### BRIEF
Please list all lines of the material below in which the string "Since" occurs.

[Stored data entries]
|---|
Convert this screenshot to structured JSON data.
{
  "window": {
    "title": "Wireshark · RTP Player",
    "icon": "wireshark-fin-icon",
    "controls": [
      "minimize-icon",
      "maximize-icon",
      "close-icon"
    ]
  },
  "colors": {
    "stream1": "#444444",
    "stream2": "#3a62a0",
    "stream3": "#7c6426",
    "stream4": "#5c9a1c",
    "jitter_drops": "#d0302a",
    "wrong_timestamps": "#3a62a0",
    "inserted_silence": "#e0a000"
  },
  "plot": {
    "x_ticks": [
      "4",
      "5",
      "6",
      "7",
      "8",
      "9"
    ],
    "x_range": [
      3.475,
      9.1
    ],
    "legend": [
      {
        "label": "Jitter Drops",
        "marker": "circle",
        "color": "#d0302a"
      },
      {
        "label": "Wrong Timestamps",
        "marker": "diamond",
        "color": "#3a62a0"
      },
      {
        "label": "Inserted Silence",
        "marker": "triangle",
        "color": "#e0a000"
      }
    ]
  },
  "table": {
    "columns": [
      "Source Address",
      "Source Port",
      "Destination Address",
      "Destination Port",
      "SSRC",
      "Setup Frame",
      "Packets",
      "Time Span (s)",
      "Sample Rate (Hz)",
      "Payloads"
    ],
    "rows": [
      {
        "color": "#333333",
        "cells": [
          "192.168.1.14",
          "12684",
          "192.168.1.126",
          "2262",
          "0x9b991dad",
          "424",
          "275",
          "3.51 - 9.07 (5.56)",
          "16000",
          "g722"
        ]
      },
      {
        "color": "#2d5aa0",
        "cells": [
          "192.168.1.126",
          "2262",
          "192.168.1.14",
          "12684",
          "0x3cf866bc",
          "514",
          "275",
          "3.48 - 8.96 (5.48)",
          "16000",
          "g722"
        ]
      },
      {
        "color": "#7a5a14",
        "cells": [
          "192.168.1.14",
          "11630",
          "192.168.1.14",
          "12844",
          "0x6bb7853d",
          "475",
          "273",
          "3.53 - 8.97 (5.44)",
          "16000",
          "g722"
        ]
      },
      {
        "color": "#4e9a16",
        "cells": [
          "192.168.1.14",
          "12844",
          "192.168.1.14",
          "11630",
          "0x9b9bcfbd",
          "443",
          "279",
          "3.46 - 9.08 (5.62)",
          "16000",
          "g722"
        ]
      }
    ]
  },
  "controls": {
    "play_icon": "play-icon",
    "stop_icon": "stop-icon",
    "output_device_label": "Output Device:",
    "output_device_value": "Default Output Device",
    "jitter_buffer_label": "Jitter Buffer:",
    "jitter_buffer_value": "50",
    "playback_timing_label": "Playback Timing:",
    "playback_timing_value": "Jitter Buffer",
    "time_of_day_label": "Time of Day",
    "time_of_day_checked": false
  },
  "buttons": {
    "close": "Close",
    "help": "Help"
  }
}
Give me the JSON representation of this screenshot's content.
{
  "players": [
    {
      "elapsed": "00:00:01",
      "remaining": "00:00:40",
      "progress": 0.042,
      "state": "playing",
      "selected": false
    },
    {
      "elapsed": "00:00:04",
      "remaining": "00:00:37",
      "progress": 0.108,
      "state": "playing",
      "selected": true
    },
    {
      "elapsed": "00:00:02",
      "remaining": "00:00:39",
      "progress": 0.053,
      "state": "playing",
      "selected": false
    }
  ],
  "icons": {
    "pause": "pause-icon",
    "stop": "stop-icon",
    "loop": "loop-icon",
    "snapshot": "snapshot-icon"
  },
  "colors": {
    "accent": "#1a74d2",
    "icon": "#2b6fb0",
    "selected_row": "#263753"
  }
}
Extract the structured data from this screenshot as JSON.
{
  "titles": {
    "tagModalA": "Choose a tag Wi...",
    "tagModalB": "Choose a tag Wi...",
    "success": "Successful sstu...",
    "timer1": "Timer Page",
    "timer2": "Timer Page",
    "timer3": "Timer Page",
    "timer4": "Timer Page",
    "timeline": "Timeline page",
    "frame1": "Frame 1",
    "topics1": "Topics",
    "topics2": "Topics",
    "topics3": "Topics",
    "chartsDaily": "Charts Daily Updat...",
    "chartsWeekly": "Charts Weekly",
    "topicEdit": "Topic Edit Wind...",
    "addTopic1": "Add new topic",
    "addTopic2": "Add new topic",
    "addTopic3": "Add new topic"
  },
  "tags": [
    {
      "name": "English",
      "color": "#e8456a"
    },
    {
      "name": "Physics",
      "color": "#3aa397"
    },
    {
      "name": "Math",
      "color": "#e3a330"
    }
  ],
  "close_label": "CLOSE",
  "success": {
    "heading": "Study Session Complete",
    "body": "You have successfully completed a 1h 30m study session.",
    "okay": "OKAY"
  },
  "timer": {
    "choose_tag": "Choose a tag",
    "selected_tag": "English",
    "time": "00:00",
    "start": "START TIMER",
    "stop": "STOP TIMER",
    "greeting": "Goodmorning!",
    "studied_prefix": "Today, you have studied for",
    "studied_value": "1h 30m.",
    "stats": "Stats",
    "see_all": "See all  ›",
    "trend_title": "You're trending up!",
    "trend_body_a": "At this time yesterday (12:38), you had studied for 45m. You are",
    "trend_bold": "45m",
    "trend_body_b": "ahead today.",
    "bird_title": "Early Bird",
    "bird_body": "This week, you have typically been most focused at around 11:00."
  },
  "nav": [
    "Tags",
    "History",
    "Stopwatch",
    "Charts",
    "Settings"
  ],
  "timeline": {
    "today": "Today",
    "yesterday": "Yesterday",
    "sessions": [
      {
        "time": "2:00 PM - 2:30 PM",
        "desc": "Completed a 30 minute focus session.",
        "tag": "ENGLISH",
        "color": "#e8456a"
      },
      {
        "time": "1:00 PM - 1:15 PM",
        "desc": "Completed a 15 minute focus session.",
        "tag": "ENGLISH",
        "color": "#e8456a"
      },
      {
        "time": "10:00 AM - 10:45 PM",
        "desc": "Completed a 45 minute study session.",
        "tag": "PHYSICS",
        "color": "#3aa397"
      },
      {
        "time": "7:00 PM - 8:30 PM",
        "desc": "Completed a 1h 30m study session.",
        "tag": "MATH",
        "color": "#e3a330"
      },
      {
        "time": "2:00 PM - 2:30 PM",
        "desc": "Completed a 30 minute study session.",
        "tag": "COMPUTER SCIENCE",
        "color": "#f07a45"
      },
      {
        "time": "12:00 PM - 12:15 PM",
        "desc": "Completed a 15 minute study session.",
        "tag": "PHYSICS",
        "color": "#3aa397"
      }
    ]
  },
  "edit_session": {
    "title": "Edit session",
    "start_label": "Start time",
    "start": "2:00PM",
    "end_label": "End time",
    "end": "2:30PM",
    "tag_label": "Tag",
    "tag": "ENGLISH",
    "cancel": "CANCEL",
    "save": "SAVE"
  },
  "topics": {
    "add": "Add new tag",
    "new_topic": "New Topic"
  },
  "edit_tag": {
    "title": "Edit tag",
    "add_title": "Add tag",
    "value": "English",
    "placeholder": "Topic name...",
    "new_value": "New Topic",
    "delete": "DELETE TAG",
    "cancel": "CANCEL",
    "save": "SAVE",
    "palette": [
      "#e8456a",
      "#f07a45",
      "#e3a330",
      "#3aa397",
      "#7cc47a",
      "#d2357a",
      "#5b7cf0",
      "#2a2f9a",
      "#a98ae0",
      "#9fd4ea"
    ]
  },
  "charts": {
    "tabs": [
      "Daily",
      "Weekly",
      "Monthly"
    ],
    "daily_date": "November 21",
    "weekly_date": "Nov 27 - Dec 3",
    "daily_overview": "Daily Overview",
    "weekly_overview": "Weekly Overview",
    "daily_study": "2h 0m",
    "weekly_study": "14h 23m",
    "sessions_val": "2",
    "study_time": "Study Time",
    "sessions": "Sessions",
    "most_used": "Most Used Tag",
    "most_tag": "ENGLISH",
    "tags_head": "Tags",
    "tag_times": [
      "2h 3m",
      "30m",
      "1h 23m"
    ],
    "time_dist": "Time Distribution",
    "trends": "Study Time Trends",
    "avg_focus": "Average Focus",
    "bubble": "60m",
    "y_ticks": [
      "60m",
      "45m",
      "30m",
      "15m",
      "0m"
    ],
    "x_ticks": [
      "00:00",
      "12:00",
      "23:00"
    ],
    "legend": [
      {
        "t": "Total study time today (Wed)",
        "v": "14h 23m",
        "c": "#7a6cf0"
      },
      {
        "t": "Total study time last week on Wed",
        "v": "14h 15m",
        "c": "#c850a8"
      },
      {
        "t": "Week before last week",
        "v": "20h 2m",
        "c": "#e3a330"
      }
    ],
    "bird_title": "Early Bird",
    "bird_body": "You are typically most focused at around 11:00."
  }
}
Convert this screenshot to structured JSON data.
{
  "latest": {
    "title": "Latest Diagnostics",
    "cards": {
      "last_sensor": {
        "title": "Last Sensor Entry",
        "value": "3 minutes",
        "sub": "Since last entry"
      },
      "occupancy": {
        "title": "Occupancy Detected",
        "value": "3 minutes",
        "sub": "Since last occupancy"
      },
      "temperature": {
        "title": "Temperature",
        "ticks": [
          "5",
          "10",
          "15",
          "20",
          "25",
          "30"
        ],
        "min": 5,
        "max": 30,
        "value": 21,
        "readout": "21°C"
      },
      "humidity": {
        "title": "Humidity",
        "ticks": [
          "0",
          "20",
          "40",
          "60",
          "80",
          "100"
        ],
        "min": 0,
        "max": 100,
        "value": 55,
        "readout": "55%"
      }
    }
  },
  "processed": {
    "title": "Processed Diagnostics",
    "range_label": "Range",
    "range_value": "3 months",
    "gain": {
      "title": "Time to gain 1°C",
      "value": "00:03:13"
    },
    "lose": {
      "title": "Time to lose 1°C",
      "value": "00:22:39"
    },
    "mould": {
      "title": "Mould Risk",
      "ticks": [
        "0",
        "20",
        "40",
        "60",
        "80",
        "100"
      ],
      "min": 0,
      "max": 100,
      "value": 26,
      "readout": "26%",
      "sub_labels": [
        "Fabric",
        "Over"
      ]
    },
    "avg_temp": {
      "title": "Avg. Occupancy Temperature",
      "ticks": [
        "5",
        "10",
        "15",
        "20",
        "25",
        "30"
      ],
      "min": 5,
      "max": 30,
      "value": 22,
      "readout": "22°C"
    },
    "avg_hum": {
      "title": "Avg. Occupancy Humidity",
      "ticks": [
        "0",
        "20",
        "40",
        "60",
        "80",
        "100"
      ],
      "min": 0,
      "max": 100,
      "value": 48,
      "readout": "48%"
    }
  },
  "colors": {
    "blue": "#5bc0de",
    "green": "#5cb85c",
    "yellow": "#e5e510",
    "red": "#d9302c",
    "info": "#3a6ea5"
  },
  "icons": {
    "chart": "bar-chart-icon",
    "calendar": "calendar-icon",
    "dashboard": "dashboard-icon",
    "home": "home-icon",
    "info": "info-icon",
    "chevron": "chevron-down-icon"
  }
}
|---|
### SOLUTION BELOW
        "sub": "Since last entry"
        "sub": "Since last occupancy"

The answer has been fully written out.